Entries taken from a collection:
BEGIN

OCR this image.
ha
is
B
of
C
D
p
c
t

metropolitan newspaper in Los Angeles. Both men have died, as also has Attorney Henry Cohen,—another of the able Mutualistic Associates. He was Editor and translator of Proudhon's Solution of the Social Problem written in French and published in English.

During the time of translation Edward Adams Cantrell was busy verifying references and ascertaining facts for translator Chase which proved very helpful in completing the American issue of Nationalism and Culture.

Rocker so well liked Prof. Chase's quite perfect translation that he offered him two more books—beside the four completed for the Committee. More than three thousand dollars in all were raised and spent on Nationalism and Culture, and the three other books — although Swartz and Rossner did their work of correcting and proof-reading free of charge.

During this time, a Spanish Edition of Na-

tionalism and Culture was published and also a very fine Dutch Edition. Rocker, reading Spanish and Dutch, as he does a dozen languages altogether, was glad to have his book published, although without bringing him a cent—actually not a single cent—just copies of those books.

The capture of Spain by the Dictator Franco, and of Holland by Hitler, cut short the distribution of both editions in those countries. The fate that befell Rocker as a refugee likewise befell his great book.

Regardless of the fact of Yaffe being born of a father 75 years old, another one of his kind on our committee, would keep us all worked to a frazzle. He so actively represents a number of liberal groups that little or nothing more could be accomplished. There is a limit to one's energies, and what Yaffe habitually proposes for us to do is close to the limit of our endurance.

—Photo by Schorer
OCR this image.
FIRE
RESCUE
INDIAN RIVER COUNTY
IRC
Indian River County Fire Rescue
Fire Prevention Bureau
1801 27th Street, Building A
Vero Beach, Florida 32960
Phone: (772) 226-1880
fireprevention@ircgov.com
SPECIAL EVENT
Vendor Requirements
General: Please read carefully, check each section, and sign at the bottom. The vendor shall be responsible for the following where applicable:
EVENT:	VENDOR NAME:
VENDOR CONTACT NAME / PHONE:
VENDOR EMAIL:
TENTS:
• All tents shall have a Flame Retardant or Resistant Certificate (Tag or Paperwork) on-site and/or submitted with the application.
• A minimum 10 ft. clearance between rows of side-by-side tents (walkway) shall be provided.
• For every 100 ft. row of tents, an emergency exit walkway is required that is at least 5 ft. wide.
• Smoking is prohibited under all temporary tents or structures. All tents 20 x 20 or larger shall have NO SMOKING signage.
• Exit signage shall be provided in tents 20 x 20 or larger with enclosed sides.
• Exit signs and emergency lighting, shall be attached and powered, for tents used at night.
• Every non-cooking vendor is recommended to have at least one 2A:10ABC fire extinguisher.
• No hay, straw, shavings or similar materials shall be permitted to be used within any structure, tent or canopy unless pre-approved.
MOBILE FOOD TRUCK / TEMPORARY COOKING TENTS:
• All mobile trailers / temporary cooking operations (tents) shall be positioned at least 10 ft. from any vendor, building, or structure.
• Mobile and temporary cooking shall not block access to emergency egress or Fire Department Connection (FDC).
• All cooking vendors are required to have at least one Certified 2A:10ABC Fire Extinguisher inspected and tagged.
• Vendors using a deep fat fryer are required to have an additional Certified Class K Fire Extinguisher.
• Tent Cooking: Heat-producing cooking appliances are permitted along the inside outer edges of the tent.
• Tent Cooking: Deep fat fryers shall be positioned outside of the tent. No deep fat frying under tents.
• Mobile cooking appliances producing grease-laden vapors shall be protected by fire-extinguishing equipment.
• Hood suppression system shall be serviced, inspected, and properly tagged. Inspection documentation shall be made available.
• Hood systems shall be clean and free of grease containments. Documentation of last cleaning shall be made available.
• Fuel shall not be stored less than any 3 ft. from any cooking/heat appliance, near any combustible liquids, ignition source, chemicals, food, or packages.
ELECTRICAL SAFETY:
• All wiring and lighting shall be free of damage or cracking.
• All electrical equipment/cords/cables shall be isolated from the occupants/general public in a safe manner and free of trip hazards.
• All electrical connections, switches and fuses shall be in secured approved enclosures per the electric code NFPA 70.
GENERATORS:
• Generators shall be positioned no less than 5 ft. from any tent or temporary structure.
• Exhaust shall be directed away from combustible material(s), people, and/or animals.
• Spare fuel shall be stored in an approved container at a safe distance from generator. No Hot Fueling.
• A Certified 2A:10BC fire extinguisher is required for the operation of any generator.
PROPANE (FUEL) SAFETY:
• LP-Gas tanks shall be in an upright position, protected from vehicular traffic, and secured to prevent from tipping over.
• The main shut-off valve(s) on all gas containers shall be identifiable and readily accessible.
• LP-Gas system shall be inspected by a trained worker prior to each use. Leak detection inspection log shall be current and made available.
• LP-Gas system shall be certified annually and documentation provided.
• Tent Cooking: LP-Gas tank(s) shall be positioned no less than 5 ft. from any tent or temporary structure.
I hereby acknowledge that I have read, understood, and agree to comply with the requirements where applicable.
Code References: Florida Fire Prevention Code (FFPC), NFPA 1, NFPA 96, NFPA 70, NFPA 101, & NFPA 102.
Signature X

END

What to produce: In the entries above, find each line with the string "During" and copy it.

Worked answer:
During the time of translation Edward Adams Cantrell was busy verifying references and ascertaining facts for translator Chase which proved very helpful in completing the American issue of Nationalism and Culture.
During this time, a Spanish Edition of Na-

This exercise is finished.